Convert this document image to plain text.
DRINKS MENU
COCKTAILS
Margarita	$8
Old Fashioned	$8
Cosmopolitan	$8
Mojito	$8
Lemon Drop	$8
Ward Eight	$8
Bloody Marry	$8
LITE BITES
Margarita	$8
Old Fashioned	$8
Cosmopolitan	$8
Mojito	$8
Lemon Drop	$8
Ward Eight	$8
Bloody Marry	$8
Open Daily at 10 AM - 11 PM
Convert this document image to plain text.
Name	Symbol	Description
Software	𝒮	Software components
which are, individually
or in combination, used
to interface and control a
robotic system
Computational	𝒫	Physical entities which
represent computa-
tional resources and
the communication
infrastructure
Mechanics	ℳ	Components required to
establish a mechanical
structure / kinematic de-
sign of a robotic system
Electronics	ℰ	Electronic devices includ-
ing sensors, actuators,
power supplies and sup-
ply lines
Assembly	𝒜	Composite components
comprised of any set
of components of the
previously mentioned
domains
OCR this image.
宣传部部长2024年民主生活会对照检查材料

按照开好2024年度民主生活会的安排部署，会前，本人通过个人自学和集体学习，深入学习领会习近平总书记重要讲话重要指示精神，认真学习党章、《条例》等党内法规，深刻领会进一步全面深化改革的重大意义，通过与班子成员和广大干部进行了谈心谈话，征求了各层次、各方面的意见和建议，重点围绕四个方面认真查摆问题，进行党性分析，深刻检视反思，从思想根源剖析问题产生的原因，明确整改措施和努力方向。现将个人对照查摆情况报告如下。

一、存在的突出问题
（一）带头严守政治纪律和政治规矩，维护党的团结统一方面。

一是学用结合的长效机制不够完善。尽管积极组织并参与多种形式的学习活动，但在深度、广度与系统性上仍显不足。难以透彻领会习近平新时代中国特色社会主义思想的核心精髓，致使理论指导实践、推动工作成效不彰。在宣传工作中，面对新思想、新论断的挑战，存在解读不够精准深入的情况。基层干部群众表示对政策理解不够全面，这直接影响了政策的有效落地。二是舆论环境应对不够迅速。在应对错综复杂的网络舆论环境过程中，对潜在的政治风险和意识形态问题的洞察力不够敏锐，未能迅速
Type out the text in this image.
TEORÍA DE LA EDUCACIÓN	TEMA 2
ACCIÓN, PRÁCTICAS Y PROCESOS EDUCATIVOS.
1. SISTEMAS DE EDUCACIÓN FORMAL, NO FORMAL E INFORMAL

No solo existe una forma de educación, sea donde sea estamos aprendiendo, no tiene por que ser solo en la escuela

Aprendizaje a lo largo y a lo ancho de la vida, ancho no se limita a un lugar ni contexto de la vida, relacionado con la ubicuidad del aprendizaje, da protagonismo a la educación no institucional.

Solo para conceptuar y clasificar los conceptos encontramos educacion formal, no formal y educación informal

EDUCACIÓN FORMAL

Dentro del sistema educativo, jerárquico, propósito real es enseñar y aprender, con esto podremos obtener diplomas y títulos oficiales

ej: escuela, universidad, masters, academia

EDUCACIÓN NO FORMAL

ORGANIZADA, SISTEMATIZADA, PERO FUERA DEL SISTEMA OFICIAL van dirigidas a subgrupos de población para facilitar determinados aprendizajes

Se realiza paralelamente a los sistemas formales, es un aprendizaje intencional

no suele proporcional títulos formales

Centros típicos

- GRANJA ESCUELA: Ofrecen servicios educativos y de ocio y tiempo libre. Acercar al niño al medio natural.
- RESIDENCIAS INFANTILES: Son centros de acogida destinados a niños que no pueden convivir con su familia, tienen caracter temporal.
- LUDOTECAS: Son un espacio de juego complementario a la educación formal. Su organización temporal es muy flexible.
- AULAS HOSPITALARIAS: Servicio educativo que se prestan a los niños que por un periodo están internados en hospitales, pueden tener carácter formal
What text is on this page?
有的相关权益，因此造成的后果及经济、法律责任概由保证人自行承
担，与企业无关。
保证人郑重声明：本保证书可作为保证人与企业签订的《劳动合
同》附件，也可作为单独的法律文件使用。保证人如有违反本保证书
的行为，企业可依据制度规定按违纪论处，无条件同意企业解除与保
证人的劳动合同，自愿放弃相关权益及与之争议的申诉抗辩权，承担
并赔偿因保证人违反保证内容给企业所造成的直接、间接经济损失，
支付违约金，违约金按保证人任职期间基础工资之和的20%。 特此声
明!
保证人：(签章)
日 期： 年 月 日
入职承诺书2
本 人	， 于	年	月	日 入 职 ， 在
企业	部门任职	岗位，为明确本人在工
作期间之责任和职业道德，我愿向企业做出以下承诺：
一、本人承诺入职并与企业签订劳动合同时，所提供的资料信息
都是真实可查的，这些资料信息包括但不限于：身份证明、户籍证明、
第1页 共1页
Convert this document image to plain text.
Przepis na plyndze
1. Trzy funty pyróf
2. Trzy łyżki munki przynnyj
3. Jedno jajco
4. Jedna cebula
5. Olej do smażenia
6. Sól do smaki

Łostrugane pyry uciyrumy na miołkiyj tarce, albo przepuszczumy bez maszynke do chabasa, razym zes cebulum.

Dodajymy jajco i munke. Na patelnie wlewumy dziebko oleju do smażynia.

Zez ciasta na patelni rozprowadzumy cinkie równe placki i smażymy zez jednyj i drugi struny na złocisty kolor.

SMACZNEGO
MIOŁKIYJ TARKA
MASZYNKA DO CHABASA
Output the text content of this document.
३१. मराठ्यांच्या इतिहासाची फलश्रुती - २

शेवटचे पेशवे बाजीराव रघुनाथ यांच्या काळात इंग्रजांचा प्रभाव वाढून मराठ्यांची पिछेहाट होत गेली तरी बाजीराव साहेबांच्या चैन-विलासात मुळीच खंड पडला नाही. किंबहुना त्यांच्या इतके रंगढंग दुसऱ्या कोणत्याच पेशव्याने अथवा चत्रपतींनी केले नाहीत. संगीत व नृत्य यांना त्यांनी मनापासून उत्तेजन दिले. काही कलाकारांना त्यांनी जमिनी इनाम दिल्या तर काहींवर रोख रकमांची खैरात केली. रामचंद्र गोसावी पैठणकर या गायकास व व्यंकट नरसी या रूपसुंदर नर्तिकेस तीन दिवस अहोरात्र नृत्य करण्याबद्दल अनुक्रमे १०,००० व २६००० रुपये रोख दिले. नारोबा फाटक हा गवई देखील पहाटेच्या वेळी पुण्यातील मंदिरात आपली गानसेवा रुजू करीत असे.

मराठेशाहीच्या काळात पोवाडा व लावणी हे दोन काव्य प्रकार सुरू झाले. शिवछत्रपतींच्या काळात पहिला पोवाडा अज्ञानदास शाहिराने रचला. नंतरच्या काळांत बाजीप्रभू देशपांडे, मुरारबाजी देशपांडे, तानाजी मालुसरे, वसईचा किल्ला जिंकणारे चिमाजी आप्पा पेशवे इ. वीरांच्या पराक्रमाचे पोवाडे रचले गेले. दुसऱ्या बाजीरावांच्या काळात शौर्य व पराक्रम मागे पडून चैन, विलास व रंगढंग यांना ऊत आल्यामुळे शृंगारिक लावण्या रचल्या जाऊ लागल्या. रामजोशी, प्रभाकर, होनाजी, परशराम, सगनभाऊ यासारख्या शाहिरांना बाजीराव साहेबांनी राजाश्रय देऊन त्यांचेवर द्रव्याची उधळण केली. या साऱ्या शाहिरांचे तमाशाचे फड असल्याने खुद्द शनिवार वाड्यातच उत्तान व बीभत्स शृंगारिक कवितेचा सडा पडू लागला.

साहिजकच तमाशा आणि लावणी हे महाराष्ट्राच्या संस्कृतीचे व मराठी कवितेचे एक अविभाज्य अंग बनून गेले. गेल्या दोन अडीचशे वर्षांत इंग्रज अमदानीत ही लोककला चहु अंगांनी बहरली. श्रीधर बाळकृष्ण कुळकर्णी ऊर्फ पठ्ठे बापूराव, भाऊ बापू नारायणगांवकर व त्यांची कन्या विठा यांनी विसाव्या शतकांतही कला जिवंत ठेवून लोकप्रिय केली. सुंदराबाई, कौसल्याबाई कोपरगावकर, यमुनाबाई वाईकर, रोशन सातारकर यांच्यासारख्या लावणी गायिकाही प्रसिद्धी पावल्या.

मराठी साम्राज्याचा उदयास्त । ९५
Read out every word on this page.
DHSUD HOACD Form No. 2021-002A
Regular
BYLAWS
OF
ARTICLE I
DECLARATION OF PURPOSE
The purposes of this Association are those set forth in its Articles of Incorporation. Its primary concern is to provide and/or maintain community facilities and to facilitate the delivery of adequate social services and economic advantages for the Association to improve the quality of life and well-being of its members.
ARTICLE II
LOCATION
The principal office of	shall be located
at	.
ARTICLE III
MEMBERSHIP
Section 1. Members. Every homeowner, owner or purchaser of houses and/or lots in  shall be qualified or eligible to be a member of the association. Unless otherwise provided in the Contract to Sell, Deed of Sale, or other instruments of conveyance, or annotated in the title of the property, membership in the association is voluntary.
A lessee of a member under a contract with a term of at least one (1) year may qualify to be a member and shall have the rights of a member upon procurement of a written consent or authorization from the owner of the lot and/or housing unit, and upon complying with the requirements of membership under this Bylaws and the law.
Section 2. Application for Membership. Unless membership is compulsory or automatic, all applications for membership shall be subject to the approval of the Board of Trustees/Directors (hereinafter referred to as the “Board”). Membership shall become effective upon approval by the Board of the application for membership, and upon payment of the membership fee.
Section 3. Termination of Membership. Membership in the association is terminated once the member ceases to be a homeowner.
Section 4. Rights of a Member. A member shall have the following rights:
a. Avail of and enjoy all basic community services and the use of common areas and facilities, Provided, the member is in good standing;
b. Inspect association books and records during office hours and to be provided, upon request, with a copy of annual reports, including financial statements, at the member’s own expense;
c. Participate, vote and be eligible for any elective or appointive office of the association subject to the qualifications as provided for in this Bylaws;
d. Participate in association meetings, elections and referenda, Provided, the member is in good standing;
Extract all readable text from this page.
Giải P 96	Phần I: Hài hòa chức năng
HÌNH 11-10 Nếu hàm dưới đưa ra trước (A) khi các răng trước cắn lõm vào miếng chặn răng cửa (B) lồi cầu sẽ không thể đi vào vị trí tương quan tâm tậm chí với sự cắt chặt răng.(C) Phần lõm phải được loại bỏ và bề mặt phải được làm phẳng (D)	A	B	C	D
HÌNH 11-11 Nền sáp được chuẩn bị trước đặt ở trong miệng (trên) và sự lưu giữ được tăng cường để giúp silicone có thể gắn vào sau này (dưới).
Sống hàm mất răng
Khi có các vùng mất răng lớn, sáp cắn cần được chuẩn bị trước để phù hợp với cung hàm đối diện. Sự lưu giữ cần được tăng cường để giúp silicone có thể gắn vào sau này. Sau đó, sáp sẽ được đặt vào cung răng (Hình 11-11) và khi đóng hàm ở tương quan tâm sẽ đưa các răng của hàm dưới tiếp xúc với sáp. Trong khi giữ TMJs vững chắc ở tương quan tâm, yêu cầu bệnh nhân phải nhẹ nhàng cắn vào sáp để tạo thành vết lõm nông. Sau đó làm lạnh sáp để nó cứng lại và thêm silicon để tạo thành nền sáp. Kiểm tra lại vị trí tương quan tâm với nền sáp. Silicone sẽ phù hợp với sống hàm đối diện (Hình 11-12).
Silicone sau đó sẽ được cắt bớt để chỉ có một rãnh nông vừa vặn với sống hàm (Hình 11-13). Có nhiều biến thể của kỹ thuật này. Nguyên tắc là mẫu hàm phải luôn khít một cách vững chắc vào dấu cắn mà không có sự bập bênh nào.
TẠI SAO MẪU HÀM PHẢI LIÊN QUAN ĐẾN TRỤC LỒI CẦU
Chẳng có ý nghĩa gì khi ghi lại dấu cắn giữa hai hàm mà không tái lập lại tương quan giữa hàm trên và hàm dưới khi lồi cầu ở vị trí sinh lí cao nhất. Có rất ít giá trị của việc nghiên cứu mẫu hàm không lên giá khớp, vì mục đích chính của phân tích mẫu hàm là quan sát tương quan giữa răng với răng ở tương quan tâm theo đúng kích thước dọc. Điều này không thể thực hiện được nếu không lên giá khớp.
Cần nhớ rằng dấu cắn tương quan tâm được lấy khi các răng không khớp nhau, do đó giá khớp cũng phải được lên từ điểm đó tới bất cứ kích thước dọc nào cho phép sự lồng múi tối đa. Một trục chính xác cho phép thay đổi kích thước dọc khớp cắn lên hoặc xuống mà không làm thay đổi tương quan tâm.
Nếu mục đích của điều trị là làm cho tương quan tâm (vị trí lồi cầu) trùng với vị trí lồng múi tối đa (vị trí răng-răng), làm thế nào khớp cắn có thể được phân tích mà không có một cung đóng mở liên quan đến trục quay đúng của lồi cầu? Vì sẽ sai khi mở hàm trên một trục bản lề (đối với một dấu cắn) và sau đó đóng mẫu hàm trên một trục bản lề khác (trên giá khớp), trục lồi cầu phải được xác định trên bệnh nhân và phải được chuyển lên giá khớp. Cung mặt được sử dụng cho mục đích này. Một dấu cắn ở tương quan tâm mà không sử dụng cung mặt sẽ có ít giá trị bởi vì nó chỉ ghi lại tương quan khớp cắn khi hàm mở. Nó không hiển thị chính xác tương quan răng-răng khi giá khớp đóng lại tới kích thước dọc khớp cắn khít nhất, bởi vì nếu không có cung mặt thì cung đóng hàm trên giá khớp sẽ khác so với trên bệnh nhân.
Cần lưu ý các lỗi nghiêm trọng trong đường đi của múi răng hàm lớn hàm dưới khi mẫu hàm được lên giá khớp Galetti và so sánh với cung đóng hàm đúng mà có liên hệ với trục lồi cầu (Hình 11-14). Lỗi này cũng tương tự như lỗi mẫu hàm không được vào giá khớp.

▶ [Set problem] Choose all lines containing the string "Phần" and copy them out.

▶ [Solution to this task]
Giải P 96	Phần I: Hài hòa chức năng
HÌNH 11-10 Nếu hàm dưới đưa ra trước (A) khi các răng trước cắn lõm vào miếng chặn răng cửa (B) lồi cầu sẽ không thể đi vào vị trí tương quan tâm tậm chí với sự cắt chặt răng.(C) Phần lõm phải được loại bỏ và bề mặt phải được làm phẳng (D)	A	B	C	D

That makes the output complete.